What you need to do: Copy out all lines that carry the word "reduction".

===== Given data =====

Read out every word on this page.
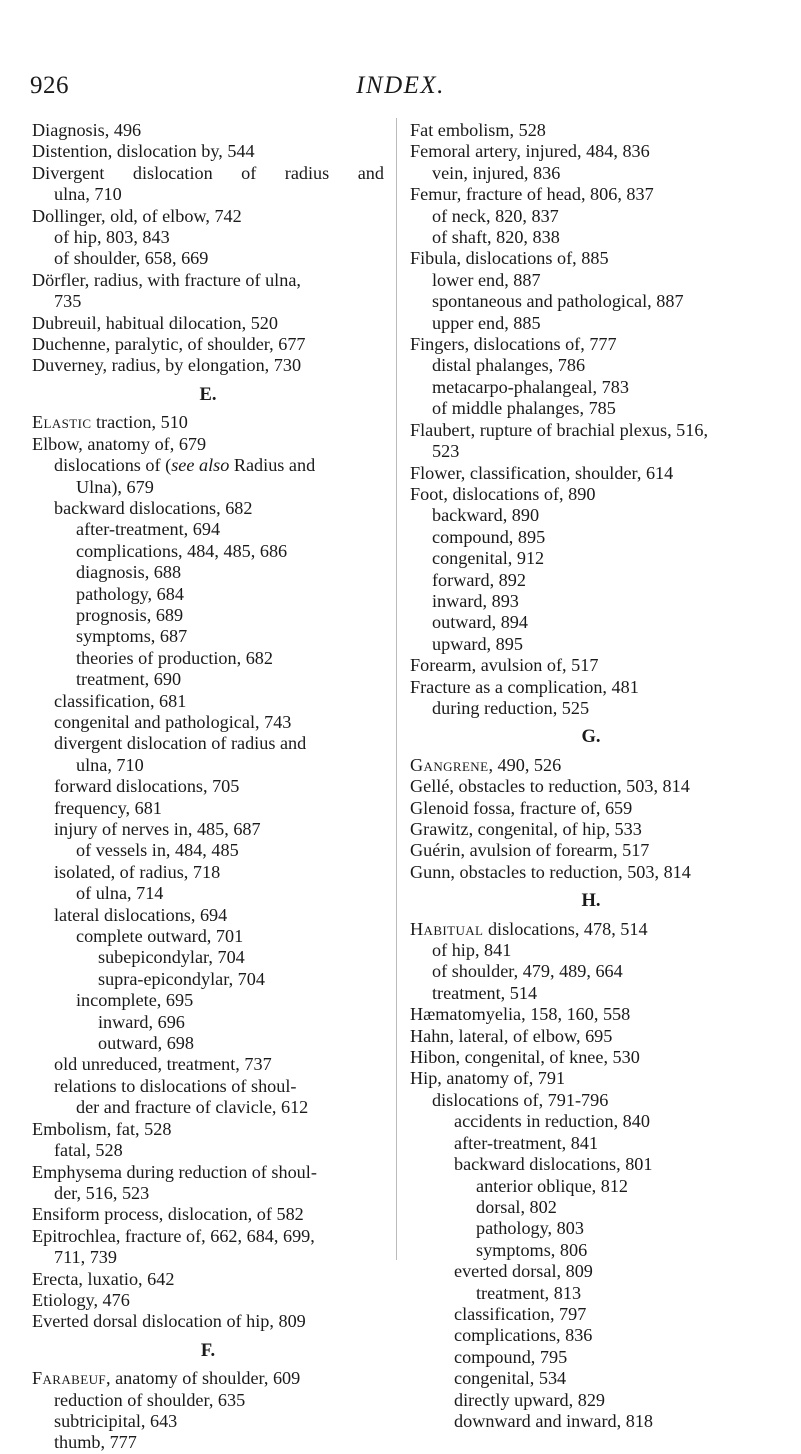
926	INDEX.
Diagnosis, 496
Distention, dislocation by, 544
Divergent dislocation of radius and
ulna, 710
Dollinger, old, of elbow, 742
of hip, 803, 843
of shoulder, 658, 669
Dörfler, radius, with fracture of ulna,
735
Dubreuil, habitual dilocation, 520
Duchenne, paralytic, of shoulder, 677
Duverney, radius, by elongation, 730
E.
Elastic traction, 510
Elbow, anatomy of, 679
dislocations of (see also Radius and
Ulna), 679
backward dislocations, 682
after-treatment, 694
complications, 484, 485, 686
diagnosis, 688
pathology, 684
prognosis, 689
symptoms, 687
theories of production, 682
treatment, 690
classification, 681
congenital and pathological, 743
divergent dislocation of radius and
ulna, 710
forward dislocations, 705
frequency, 681
injury of nerves in, 485, 687
of vessels in, 484, 485
isolated, of radius, 718
of ulna, 714
lateral dislocations, 694
complete outward, 701
subepicondylar, 704
supra-epicondylar, 704
incomplete, 695
inward, 696
outward, 698
old unreduced, treatment, 737
relations to dislocations of shoul-
der and fracture of clavicle, 612
Embolism, fat, 528
fatal, 528
Emphysema during reduction of shoul-
der, 516, 523
Ensiform process, dislocation, of 582
Epitrochlea, fracture of, 662, 684, 699,
711, 739
Erecta, luxatio, 642
Etiology, 476
Everted dorsal dislocation of hip, 809
F.
Farabeuf, anatomy of shoulder, 609
reduction of shoulder, 635
subtricipital, 643
thumb, 777
Fat embolism, 528
Femoral artery, injured, 484, 836
vein, injured, 836
Femur, fracture of head, 806, 837
of neck, 820, 837
of shaft, 820, 838
Fibula, dislocations of, 885
lower end, 887
spontaneous and pathological, 887
upper end, 885
Fingers, dislocations of, 777
distal phalanges, 786
metacarpo-phalangeal, 783
of middle phalanges, 785
Flaubert, rupture of brachial plexus, 516,
523
Flower, classification, shoulder, 614
Foot, dislocations of, 890
backward, 890
compound, 895
congenital, 912
forward, 892
inward, 893
outward, 894
upward, 895
Forearm, avulsion of, 517
Fracture as a complication, 481
during reduction, 525
G.
Gangrene, 490, 526
Gellé, obstacles to reduction, 503, 814
Glenoid fossa, fracture of, 659
Grawitz, congenital, of hip, 533
Guérin, avulsion of forearm, 517
Gunn, obstacles to reduction, 503, 814
H.
Habitual dislocations, 478, 514
of hip, 841
of shoulder, 479, 489, 664
treatment, 514
Hæmatomyelia, 158, 160, 558
Hahn, lateral, of elbow, 695
Hibon, congenital, of knee, 530
Hip, anatomy of, 791
dislocations of, 791-796
accidents in reduction, 840
after-treatment, 841
backward dislocations, 801
anterior oblique, 812
dorsal, 802
pathology, 803
symptoms, 806
everted dorsal, 809
treatment, 813
classification, 797
complications, 836
compound, 795
congenital, 534
directly upward, 829
downward and inward, 818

=====

Solution below:
Emphysema during reduction of shoul-
reduction of shoulder, 635
during reduction, 525
Gellé, obstacles to reduction, 503, 814
Gunn, obstacles to reduction, 503, 814
accidents in reduction, 840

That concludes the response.